BEGIN INPUT DATA
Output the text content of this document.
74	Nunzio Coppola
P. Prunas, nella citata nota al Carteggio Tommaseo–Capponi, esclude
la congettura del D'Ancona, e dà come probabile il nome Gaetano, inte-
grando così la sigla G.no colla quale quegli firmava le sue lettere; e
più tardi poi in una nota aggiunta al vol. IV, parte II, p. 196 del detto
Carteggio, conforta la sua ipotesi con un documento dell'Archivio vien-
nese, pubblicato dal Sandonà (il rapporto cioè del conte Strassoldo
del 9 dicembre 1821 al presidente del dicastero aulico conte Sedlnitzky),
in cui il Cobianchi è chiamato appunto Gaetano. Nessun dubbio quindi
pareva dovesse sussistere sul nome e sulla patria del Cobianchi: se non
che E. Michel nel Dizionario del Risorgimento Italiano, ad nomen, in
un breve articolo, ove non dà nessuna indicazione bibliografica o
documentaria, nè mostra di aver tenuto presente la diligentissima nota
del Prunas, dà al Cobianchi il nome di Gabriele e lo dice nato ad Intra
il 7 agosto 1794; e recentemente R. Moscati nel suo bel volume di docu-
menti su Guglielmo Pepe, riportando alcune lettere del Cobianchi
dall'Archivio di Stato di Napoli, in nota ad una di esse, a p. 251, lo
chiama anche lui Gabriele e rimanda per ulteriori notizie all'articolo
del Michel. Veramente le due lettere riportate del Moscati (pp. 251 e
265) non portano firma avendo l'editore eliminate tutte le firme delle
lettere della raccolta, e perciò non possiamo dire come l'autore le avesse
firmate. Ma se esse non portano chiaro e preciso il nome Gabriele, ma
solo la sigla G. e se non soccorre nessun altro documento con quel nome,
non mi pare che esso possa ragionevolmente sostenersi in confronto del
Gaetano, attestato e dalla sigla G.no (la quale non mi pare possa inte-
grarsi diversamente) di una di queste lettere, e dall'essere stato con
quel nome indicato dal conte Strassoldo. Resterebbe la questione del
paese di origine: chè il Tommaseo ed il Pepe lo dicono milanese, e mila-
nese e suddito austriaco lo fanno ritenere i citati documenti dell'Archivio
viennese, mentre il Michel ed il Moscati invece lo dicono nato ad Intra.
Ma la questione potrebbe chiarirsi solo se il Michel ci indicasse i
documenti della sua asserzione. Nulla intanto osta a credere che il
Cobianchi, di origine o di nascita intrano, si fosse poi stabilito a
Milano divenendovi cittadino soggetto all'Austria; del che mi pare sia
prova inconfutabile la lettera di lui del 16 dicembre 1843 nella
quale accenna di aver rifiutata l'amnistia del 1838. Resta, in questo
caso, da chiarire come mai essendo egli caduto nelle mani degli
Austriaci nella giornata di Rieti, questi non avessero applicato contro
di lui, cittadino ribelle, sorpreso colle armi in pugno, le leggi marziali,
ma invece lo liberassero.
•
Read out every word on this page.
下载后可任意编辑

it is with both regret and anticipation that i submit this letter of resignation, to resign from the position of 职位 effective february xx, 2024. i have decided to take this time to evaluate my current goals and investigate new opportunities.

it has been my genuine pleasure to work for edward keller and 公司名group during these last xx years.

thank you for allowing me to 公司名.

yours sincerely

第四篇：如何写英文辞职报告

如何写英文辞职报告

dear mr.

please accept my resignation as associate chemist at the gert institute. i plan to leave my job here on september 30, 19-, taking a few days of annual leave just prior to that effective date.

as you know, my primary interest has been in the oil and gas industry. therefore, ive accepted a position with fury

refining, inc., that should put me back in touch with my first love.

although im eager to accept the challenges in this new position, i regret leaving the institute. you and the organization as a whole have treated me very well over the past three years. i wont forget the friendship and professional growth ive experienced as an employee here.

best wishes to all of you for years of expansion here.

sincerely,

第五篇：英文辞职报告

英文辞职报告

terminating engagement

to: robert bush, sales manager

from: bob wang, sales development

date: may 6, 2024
END INPUT DATA
#### BRIEF
Exactly as written, please output every entry.

#### RESULT FOR THIS EXERCISE
Output the text content of this document.
74	Nunzio Coppola
P. Prunas, nella citata nota al Carteggio Tommaseo–Capponi, esclude
la congettura del D'Ancona, e dà come probabile il nome Gaetano, inte-
grando così la sigla G.no colla quale quegli firmava le sue lettere; e
più tardi poi in una nota aggiunta al vol. IV, parte II, p. 196 del detto
Carteggio, conforta la sua ipotesi con un documento dell'Archivio vien-
nese, pubblicato dal Sandonà (il rapporto cioè del conte Strassoldo
del 9 dicembre 1821 al presidente del dicastero aulico conte Sedlnitzky),
in cui il Cobianchi è chiamato appunto Gaetano. Nessun dubbio quindi
pareva dovesse sussistere sul nome e sulla patria del Cobianchi: se non
che E. Michel nel Dizionario del Risorgimento Italiano, ad nomen, in
un breve articolo, ove non dà nessuna indicazione bibliografica o
documentaria, nè mostra di aver tenuto presente la diligentissima nota
del Prunas, dà al Cobianchi il nome di Gabriele e lo dice nato ad Intra
il 7 agosto 1794; e recentemente R. Moscati nel suo bel volume di docu-
menti su Guglielmo Pepe, riportando alcune lettere del Cobianchi
dall'Archivio di Stato di Napoli, in nota ad una di esse, a p. 251, lo
chiama anche lui Gabriele e rimanda per ulteriori notizie all'articolo
del Michel. Veramente le due lettere riportate del Moscati (pp. 251 e
265) non portano firma avendo l'editore eliminate tutte le firme delle
lettere della raccolta, e perciò non possiamo dire come l'autore le avesse
firmate. Ma se esse non portano chiaro e preciso il nome Gabriele, ma
solo la sigla G. e se non soccorre nessun altro documento con quel nome,
non mi pare che esso possa ragionevolmente sostenersi in confronto del
Gaetano, attestato e dalla sigla G.no (la quale non mi pare possa inte-
grarsi diversamente) di una di queste lettere, e dall'essere stato con
quel nome indicato dal conte Strassoldo. Resterebbe la questione del
paese di origine: chè il Tommaseo ed il Pepe lo dicono milanese, e mila-
nese e suddito austriaco lo fanno ritenere i citati documenti dell'Archivio
viennese, mentre il Michel ed il Moscati invece lo dicono nato ad Intra.
Ma la questione potrebbe chiarirsi solo se il Michel ci indicasse i
documenti della sua asserzione. Nulla intanto osta a credere che il
Cobianchi, di origine o di nascita intrano, si fosse poi stabilito a
Milano divenendovi cittadino soggetto all'Austria; del che mi pare sia
prova inconfutabile la lettera di lui del 16 dicembre 1843 nella
quale accenna di aver rifiutata l'amnistia del 1838. Resta, in questo
caso, da chiarire come mai essendo egli caduto nelle mani degli
Austriaci nella giornata di Rieti, questi non avessero applicato contro
di lui, cittadino ribelle, sorpreso colle armi in pugno, le leggi marziali,
ma invece lo liberassero.
•
Read out every word on this page.
下载后可任意编辑

it is with both regret and anticipation that i submit this letter of resignation, to resign from the position of 职位 effective february xx, 2024. i have decided to take this time to evaluate my current goals and investigate new opportunities.

it has been my genuine pleasure to work for edward keller and 公司名group during these last xx years.

thank you for allowing me to 公司名.

yours sincerely

第四篇：如何写英文辞职报告

如何写英文辞职报告

dear mr.

please accept my resignation as associate chemist at the gert institute. i plan to leave my job here on september 30, 19-, taking a few days of annual leave just prior to that effective date.

as you know, my primary interest has been in the oil and gas industry. therefore, ive accepted a position with fury

refining, inc., that should put me back in touch with my first love.

although im eager to accept the challenges in this new position, i regret leaving the institute. you and the organization as a whole have treated me very well over the past three years. i wont forget the friendship and professional growth ive experienced as an employee here.

best wishes to all of you for years of expansion here.

sincerely,

第五篇：英文辞职报告

英文辞职报告

terminating engagement

to: robert bush, sales manager

from: bob wang, sales development

date: may 6, 2024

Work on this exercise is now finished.